-- Begin Input for this task --
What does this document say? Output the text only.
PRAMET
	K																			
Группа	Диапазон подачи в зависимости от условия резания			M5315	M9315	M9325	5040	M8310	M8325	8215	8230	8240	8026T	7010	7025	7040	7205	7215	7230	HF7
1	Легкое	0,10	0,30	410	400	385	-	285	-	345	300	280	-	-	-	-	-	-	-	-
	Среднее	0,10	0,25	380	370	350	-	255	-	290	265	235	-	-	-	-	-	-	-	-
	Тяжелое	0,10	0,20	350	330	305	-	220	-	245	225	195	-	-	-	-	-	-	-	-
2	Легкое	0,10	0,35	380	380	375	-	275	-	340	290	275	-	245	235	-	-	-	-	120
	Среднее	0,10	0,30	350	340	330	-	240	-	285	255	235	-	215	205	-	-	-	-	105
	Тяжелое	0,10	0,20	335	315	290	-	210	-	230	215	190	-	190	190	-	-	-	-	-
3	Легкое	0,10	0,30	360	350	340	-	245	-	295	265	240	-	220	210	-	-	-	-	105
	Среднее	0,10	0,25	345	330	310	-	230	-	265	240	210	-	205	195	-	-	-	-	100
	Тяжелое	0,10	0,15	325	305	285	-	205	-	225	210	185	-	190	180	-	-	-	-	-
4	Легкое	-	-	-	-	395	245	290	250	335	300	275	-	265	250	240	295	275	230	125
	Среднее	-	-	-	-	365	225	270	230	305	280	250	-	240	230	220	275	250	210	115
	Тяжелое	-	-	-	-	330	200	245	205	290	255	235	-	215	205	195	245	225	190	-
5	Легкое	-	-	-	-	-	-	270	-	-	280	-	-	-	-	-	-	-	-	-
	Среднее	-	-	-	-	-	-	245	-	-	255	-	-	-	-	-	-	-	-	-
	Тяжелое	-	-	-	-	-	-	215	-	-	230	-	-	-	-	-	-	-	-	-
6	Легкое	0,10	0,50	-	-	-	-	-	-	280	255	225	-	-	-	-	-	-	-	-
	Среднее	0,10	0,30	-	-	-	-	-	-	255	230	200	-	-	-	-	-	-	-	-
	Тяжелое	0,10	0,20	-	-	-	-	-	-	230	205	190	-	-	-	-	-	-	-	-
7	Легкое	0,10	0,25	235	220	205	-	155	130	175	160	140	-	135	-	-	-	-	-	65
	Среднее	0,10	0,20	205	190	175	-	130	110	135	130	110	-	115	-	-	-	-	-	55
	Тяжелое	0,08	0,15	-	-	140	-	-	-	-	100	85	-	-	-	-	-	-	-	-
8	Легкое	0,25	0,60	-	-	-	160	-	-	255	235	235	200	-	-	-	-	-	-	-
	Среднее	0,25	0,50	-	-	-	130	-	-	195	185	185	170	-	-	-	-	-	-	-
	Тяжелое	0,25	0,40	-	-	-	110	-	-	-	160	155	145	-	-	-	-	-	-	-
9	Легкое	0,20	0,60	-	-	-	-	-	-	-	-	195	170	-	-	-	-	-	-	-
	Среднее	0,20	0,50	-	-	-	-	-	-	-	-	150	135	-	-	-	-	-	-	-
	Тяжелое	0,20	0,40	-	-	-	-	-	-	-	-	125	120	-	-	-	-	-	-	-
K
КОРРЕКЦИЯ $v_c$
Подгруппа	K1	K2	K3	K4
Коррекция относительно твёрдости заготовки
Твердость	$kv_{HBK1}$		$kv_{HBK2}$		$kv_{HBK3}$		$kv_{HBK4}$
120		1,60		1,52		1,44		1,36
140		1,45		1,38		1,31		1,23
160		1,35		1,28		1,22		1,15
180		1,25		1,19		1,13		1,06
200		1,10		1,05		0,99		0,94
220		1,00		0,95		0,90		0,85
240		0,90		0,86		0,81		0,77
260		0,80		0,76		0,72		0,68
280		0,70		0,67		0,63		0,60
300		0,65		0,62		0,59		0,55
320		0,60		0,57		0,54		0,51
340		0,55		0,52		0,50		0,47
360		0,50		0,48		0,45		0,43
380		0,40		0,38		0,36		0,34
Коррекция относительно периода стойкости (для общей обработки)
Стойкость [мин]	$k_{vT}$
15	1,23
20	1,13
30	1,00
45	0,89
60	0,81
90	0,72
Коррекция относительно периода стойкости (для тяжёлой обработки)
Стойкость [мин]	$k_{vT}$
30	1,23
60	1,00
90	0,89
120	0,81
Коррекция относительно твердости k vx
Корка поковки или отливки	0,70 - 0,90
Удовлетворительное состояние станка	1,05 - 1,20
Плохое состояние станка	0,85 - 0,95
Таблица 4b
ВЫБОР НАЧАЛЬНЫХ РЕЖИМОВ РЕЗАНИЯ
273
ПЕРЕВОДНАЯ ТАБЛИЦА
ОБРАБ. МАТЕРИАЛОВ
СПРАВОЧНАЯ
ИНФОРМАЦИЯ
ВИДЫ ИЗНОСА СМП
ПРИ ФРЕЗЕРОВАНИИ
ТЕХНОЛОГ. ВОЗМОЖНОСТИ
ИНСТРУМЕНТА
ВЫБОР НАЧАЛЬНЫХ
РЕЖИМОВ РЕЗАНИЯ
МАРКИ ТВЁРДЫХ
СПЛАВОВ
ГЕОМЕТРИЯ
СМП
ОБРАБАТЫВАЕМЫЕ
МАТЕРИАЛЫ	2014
-- End Input for this task --
Task to complete →
Gather all the lines that include the word "Тяжелое" and copy them out.

Solution to the problem →
	Тяжелое	0,10	0,20	350	330	305	-	220	-	245	225	195	-	-	-	-	-	-	-	-
	Тяжелое	0,10	0,20	335	315	290	-	210	-	230	215	190	-	190	190	-	-	-	-	-
	Тяжелое	0,10	0,15	325	305	285	-	205	-	225	210	185	-	190	180	-	-	-	-	-
	Тяжелое	-	-	-	-	330	200	245	205	290	255	235	-	215	205	195	245	225	190	-
	Тяжелое	-	-	-	-	-	-	215	-	-	230	-	-	-	-	-	-	-	-	-
	Тяжелое	0,10	0,20	-	-	-	-	-	-	230	205	190	-	-	-	-	-	-	-	-
	Тяжелое	0,08	0,15	-	-	140	-	-	-	-	100	85	-	-	-	-	-	-	-	-
	Тяжелое	0,25	0,40	-	-	-	110	-	-	-	160	155	145	-	-	-	-	-	-	-
	Тяжелое	0,20	0,40	-	-	-	-	-	-	-	-	125	120	-	-	-	-	-	-	-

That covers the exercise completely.